Objective:
Extract each line holding the word "server" from the entries.

+---+

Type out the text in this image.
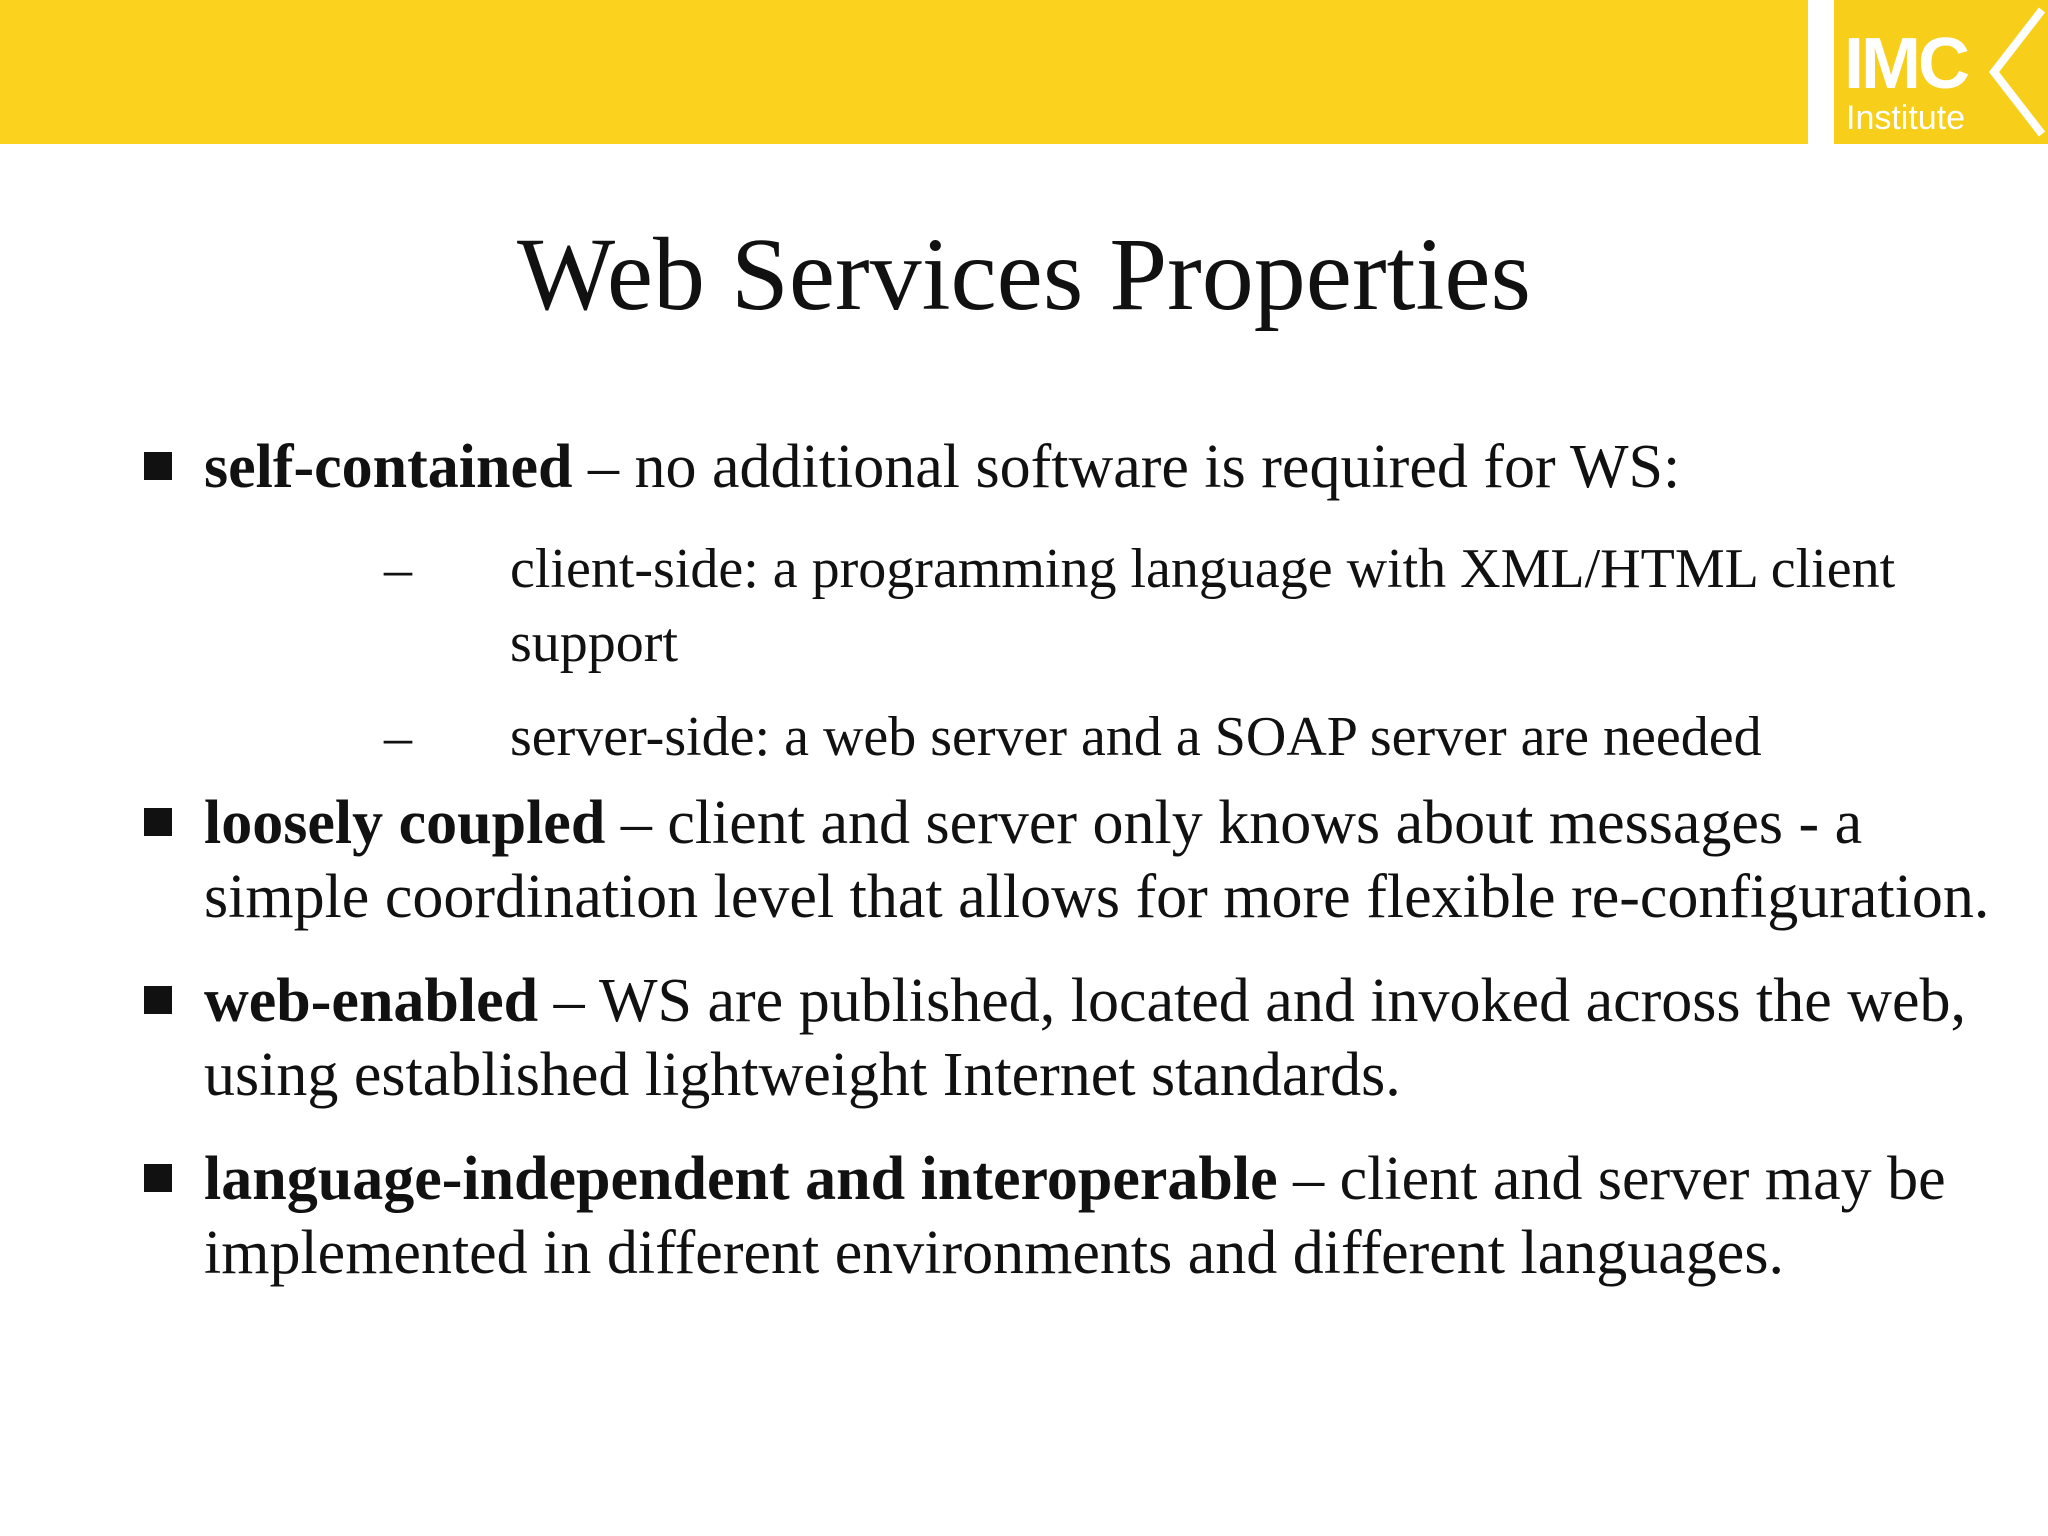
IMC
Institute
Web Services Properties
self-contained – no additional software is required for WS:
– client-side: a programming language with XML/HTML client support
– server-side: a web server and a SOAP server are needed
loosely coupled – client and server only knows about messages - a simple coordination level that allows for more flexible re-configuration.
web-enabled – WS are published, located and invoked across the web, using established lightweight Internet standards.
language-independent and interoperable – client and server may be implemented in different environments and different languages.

+---+

Answer to the problem:
– server-side: a web server and a SOAP server are needed
loosely coupled – client and server only knows about messages - a simple coordination level that allows for more flexible re-configuration.
language-independent and interoperable – client and server may be implemented in different environments and different languages.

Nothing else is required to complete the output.